*What this task involves:* Here are some records; quote them exactly, leaving out the pictures.
____________
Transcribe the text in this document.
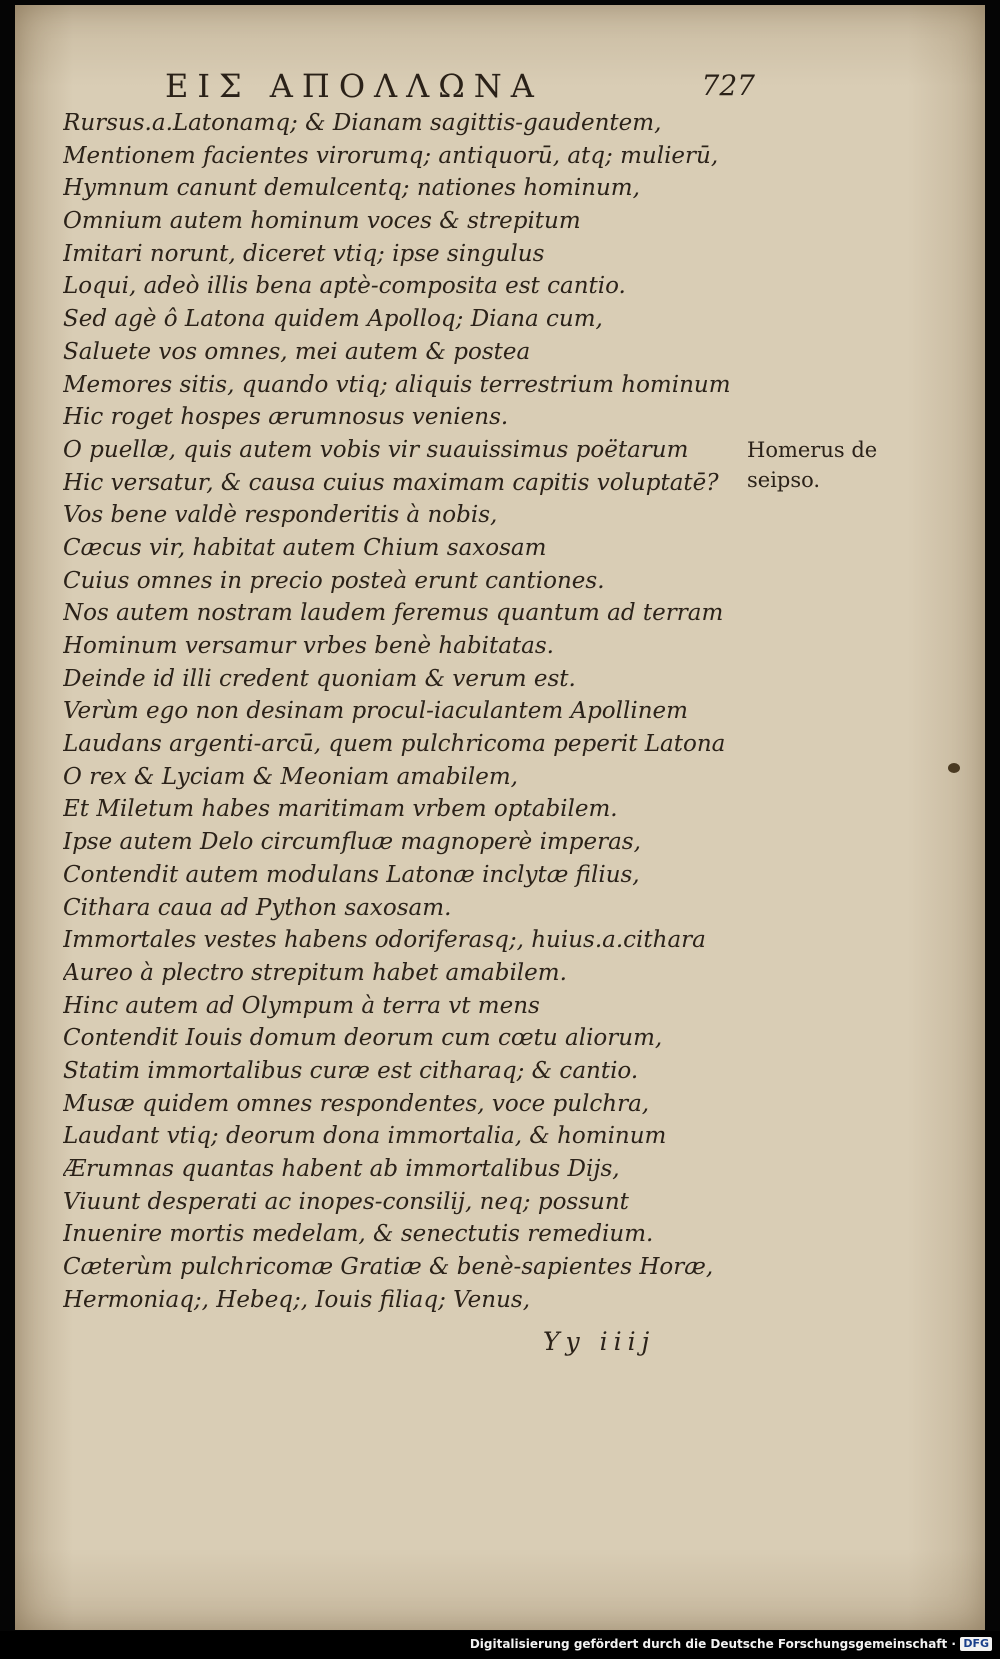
ΕΙΣ ΑΠΟΛΛΩΝΑ	727
Rursus.a.Latonamq; & Dianam sagittis-gaudentem,
Mentionem facientes virorumq; antiquorū, atq; mulierū,
Hymnum canunt demulcentq; nationes hominum,
Omnium autem hominum voces & strepitum
Imitari norunt, diceret vtiq; ipse singulus
Loqui, adeò illis bena aptè-composita est cantio.
Sed agè ô Latona quidem Apolloq; Diana cum,
Saluete vos omnes, mei autem & postea
Memores sitis, quando vtiq; aliquis terrestrium hominum
Hic roget hospes ærumnosus veniens.
O puellæ, quis autem vobis vir suauissimus poëtarum
Hic versatur, & causa cuius maximam capitis voluptatē?
Vos bene valdè responderitis à nobis,
Cæcus vir, habitat autem Chium saxosam
Cuius omnes in precio posteà erunt cantiones.
Nos autem nostram laudem feremus quantum ad terram
Hominum versamur vrbes benè habitatas.
Deinde id illi credent quoniam & verum est.
Verùm ego non desinam procul-iaculantem Apollinem
Laudans argenti-arcū, quem pulchricoma peperit Latona
O rex & Lyciam & Meoniam amabilem,
Et Miletum habes maritimam vrbem optabilem.
Ipse autem Delo circumfluæ magnoperè imperas,
Contendit autem modulans Latonæ inclytæ filius,
Cithara caua ad Python saxosam.
Immortales vestes habens odoriferasq;, huius.a.cithara
Aureo à plectro strepitum habet amabilem.
Hinc autem ad Olympum à terra vt mens
Contendit Iouis domum deorum cum cœtu aliorum,
Statim immortalibus curæ est citharaq; & cantio.
Musæ quidem omnes respondentes, voce pulchra,
Laudant vtiq; deorum dona immortalia, & hominum
Ærumnas quantas habent ab immortalibus Dijs,
Viuunt desperati ac inopes-consilij, neq; possunt
Inuenire mortis medelam, & senectutis remedium.
Cæterùm pulchricomæ Gratiæ & benè-sapientes Horæ,
Hermoniaq;, Hebeq;, Iouis filiaq; Venus,
Homerus de
seipso.
Yy iiij
Digitalisierung gefördert durch die Deutsche Forschungsgemeinschaft · DFG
____________
*Solution:*
Transcribe the text in this document.
ΕΙΣ ΑΠΟΛΛΩΝΑ	727
Rursus.a.Latonamq; & Dianam sagittis-gaudentem,
Mentionem facientes virorumq; antiquorū, atq; mulierū,
Hymnum canunt demulcentq; nationes hominum,
Omnium autem hominum voces & strepitum
Imitari norunt, diceret vtiq; ipse singulus
Loqui, adeò illis bena aptè-composita est cantio.
Sed agè ô Latona quidem Apolloq; Diana cum,
Saluete vos omnes, mei autem & postea
Memores sitis, quando vtiq; aliquis terrestrium hominum
Hic roget hospes ærumnosus veniens.
O puellæ, quis autem vobis vir suauissimus poëtarum
Hic versatur, & causa cuius maximam capitis voluptatē?
Vos bene valdè responderitis à nobis,
Cæcus vir, habitat autem Chium saxosam
Cuius omnes in precio posteà erunt cantiones.
Nos autem nostram laudem feremus quantum ad terram
Hominum versamur vrbes benè habitatas.
Deinde id illi credent quoniam & verum est.
Verùm ego non desinam procul-iaculantem Apollinem
Laudans argenti-arcū, quem pulchricoma peperit Latona
O rex & Lyciam & Meoniam amabilem,
Et Miletum habes maritimam vrbem optabilem.
Ipse autem Delo circumfluæ magnoperè imperas,
Contendit autem modulans Latonæ inclytæ filius,
Cithara caua ad Python saxosam.
Immortales vestes habens odoriferasq;, huius.a.cithara
Aureo à plectro strepitum habet amabilem.
Hinc autem ad Olympum à terra vt mens
Contendit Iouis domum deorum cum cœtu aliorum,
Statim immortalibus curæ est citharaq; & cantio.
Musæ quidem omnes respondentes, voce pulchra,
Laudant vtiq; deorum dona immortalia, & hominum
Ærumnas quantas habent ab immortalibus Dijs,
Viuunt desperati ac inopes-consilij, neq; possunt
Inuenire mortis medelam, & senectutis remedium.
Cæterùm pulchricomæ Gratiæ & benè-sapientes Horæ,
Hermoniaq;, Hebeq;, Iouis filiaq; Venus,
Homerus de
seipso.
Yy iiij
Digitalisierung gefördert durch die Deutsche Forschungsgemeinschaft · DFG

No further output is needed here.